Your task: Make an exact transcription of the material, leaving out all images.

Supplied material:
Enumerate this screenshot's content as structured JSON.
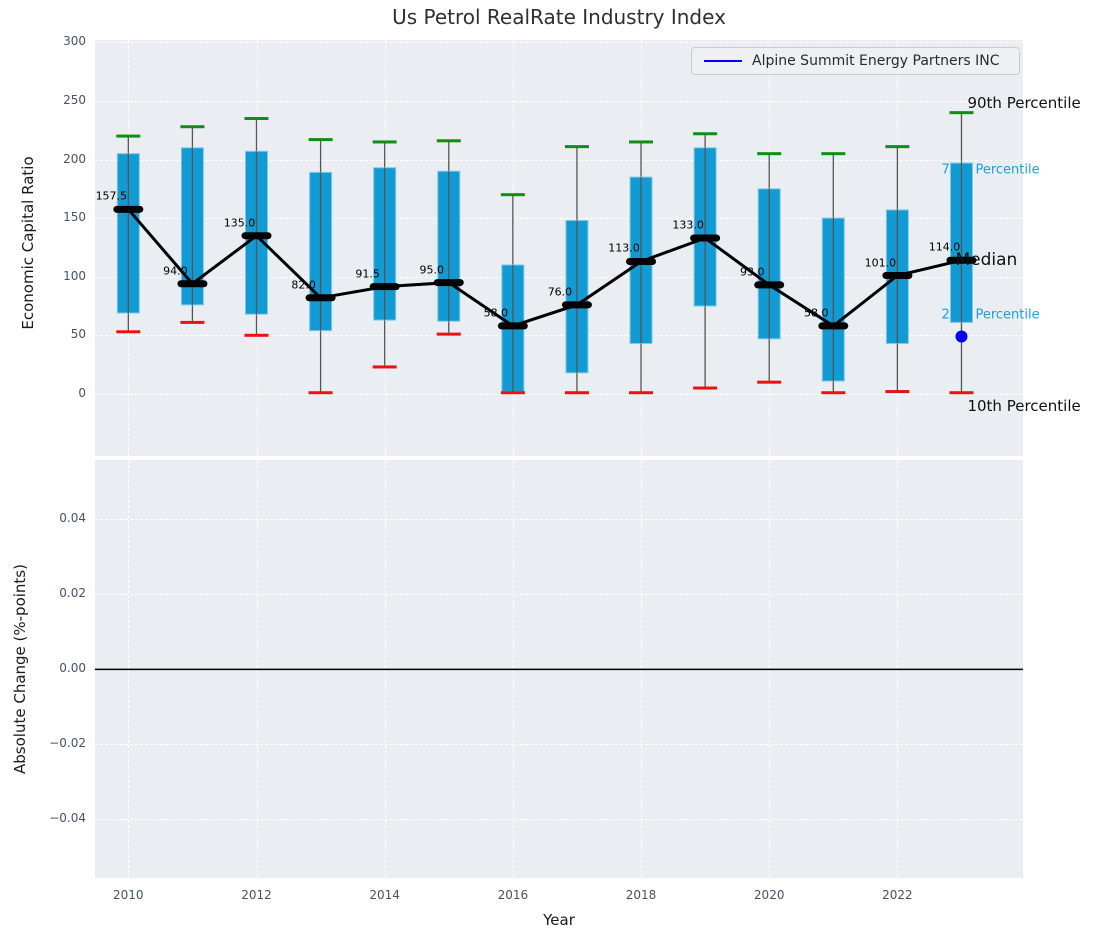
{
  "title": "Us Petrol RealRate Industry Index",
  "xlabel": "Year",
  "legend": {
    "label": "Alpine Summit Energy Partners INC"
  },
  "top_axis": {
    "ylabel": "Economic Capital Ratio",
    "yticks": [
      {
        "v": 300,
        "label": "300"
      },
      {
        "v": 250,
        "label": "250"
      },
      {
        "v": 200,
        "label": "200"
      },
      {
        "v": 150,
        "label": "150"
      },
      {
        "v": 100,
        "label": "100"
      },
      {
        "v": 50,
        "label": "50"
      },
      {
        "v": 0,
        "label": "0"
      }
    ]
  },
  "bottom_axis": {
    "ylabel": "Absolute Change (%-points)",
    "yticks": [
      {
        "v": 0.04,
        "label": "0.04"
      },
      {
        "v": 0.02,
        "label": "0.02"
      },
      {
        "v": 0.0,
        "label": "0.00"
      },
      {
        "v": -0.02,
        "label": "−0.02"
      },
      {
        "v": -0.04,
        "label": "−0.04"
      }
    ]
  },
  "xticks": [
    {
      "v": 2010,
      "label": "2010"
    },
    {
      "v": 2012,
      "label": "2012"
    },
    {
      "v": 2014,
      "label": "2014"
    },
    {
      "v": 2016,
      "label": "2016"
    },
    {
      "v": 2018,
      "label": "2018"
    },
    {
      "v": 2020,
      "label": "2020"
    },
    {
      "v": 2022,
      "label": "2022"
    }
  ],
  "percentile_labels": [
    {
      "text": "90th Percentile",
      "style": "black",
      "anchor": "p90"
    },
    {
      "text": "75th Percentile",
      "style": "cyan",
      "anchor": "q3"
    },
    {
      "text": "Median",
      "style": "median",
      "anchor": "median"
    },
    {
      "text": "25th Percentile",
      "style": "cyan",
      "anchor": "q1"
    },
    {
      "text": "10th Percentile",
      "style": "black",
      "anchor": "p10"
    }
  ],
  "colors": {
    "box": "#129bd3",
    "box_edge": "#7ec8e8",
    "whisker": "#555555",
    "cap_90th": "#0e8e13",
    "cap_10th": "#e81212",
    "median": "#000000",
    "company": "#0000ee",
    "axes_bg": "#eaedf1",
    "grid": "#ffffff",
    "tick_label": "#44536a",
    "cyan_label": "#1a9fd6",
    "zero_line": "#000000"
  },
  "chart_data": [
    {
      "type": "box",
      "title": "Us Petrol RealRate Industry Index",
      "xlabel": "Year",
      "ylabel": "Economic Capital Ratio",
      "years": [
        2010,
        2011,
        2012,
        2013,
        2014,
        2015,
        2016,
        2017,
        2018,
        2019,
        2020,
        2021,
        2022,
        2023
      ],
      "p10": [
        53,
        61,
        50,
        1,
        23,
        51,
        1,
        1,
        1,
        5,
        10,
        1,
        2,
        1
      ],
      "q1": [
        69,
        76,
        68,
        54,
        63,
        62,
        2,
        18,
        43,
        75,
        47,
        11,
        43,
        61
      ],
      "median": [
        157.5,
        94.0,
        135.0,
        82.0,
        91.5,
        95.0,
        58.0,
        76.0,
        113.0,
        133.0,
        93.0,
        58.0,
        101.0,
        114.0
      ],
      "q3": [
        205,
        210,
        207,
        189,
        193,
        190,
        110,
        148,
        185,
        210,
        175,
        150,
        157,
        197
      ],
      "p90": [
        220,
        228,
        235,
        217,
        215,
        216,
        170,
        211,
        215,
        222,
        205,
        205,
        211,
        240
      ],
      "median_labels": [
        "157.5",
        "94.0",
        "135.0",
        "82.0",
        "91.5",
        "95.0",
        "58.0",
        "76.0",
        "113.0",
        "133.0",
        "93.0",
        "58.0",
        "101.0",
        "114.0"
      ],
      "series": [
        {
          "name": "Alpine Summit Energy Partners INC",
          "points": [
            {
              "x": 2023,
              "y": 49
            }
          ]
        }
      ],
      "xlim": [
        2009.48,
        2023.96
      ],
      "ylim": [
        -53,
        302
      ],
      "grid": true,
      "legend_position": "upper right"
    },
    {
      "type": "line",
      "xlabel": "Year",
      "ylabel": "Absolute Change (%-points)",
      "x": [],
      "series": [],
      "zero_line": 0.0,
      "xlim": [
        2009.48,
        2023.96
      ],
      "ylim": [
        -0.0556,
        0.0558
      ],
      "grid": true
    }
  ]
}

Written answer:
Enumerate this screenshot's content as structured JSON.
{
  "title": "Us Petrol RealRate Industry Index",
  "xlabel": "Year",
  "legend": {
    "label": "Alpine Summit Energy Partners INC"
  },
  "top_axis": {
    "ylabel": "Economic Capital Ratio",
    "yticks": [
      {
        "v": 300,
        "label": "300"
      },
      {
        "v": 250,
        "label": "250"
      },
      {
        "v": 200,
        "label": "200"
      },
      {
        "v": 150,
        "label": "150"
      },
      {
        "v": 100,
        "label": "100"
      },
      {
        "v": 50,
        "label": "50"
      },
      {
        "v": 0,
        "label": "0"
      }
    ]
  },
  "bottom_axis": {
    "ylabel": "Absolute Change (%-points)",
    "yticks": [
      {
        "v": 0.04,
        "label": "0.04"
      },
      {
        "v": 0.02,
        "label": "0.02"
      },
      {
        "v": 0.0,
        "label": "0.00"
      },
      {
        "v": -0.02,
        "label": "−0.02"
      },
      {
        "v": -0.04,
        "label": "−0.04"
      }
    ]
  },
  "xticks": [
    {
      "v": 2010,
      "label": "2010"
    },
    {
      "v": 2012,
      "label": "2012"
    },
    {
      "v": 2014,
      "label": "2014"
    },
    {
      "v": 2016,
      "label": "2016"
    },
    {
      "v": 2018,
      "label": "2018"
    },
    {
      "v": 2020,
      "label": "2020"
    },
    {
      "v": 2022,
      "label": "2022"
    }
  ],
  "percentile_labels": [
    {
      "text": "90th Percentile",
      "style": "black",
      "anchor": "p90"
    },
    {
      "text": "75th Percentile",
      "style": "cyan",
      "anchor": "q3"
    },
    {
      "text": "Median",
      "style": "median",
      "anchor": "median"
    },
    {
      "text": "25th Percentile",
      "style": "cyan",
      "anchor": "q1"
    },
    {
      "text": "10th Percentile",
      "style": "black",
      "anchor": "p10"
    }
  ],
  "colors": {
    "box": "#129bd3",
    "box_edge": "#7ec8e8",
    "whisker": "#555555",
    "cap_90th": "#0e8e13",
    "cap_10th": "#e81212",
    "median": "#000000",
    "company": "#0000ee",
    "axes_bg": "#eaedf1",
    "grid": "#ffffff",
    "tick_label": "#44536a",
    "cyan_label": "#1a9fd6",
    "zero_line": "#000000"
  },
  "chart_data": [
    {
      "type": "box",
      "title": "Us Petrol RealRate Industry Index",
      "xlabel": "Year",
      "ylabel": "Economic Capital Ratio",
      "years": [
        2010,
        2011,
        2012,
        2013,
        2014,
        2015,
        2016,
        2017,
        2018,
        2019,
        2020,
        2021,
        2022,
        2023
      ],
      "p10": [
        53,
        61,
        50,
        1,
        23,
        51,
        1,
        1,
        1,
        5,
        10,
        1,
        2,
        1
      ],
      "q1": [
        69,
        76,
        68,
        54,
        63,
        62,
        2,
        18,
        43,
        75,
        47,
        11,
        43,
        61
      ],
      "median": [
        157.5,
        94.0,
        135.0,
        82.0,
        91.5,
        95.0,
        58.0,
        76.0,
        113.0,
        133.0,
        93.0,
        58.0,
        101.0,
        114.0
      ],
      "q3": [
        205,
        210,
        207,
        189,
        193,
        190,
        110,
        148,
        185,
        210,
        175,
        150,
        157,
        197
      ],
      "p90": [
        220,
        228,
        235,
        217,
        215,
        216,
        170,
        211,
        215,
        222,
        205,
        205,
        211,
        240
      ],
      "median_labels": [
        "157.5",
        "94.0",
        "135.0",
        "82.0",
        "91.5",
        "95.0",
        "58.0",
        "76.0",
        "113.0",
        "133.0",
        "93.0",
        "58.0",
        "101.0",
        "114.0"
      ],
      "series": [
        {
          "name": "Alpine Summit Energy Partners INC",
          "points": [
            {
              "x": 2023,
              "y": 49
            }
          ]
        }
      ],
      "xlim": [
        2009.48,
        2023.96
      ],
      "ylim": [
        -53,
        302
      ],
      "grid": true,
      "legend_position": "upper right"
    },
    {
      "type": "line",
      "xlabel": "Year",
      "ylabel": "Absolute Change (%-points)",
      "x": [],
      "series": [],
      "zero_line": 0.0,
      "xlim": [
        2009.48,
        2023.96
      ],
      "ylim": [
        -0.0556,
        0.0558
      ],
      "grid": true
    }
  ]
}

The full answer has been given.